Extract each line where the string "Share" shows up.

++++

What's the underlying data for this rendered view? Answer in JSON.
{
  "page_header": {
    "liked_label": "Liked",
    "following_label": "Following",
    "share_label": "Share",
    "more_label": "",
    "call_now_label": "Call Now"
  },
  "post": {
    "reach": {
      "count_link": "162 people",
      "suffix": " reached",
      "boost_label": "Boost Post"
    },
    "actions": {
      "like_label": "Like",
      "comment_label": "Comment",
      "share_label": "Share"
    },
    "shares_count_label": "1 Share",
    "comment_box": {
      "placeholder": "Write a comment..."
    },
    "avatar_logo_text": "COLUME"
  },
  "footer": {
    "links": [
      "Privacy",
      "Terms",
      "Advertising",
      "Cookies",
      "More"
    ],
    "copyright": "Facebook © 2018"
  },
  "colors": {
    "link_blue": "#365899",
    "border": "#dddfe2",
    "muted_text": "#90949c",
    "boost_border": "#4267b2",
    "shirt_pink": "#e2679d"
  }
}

++++

Answer |
    "share_label": "Share",
      "share_label": "Share"
    "shares_count_label": "1 Share",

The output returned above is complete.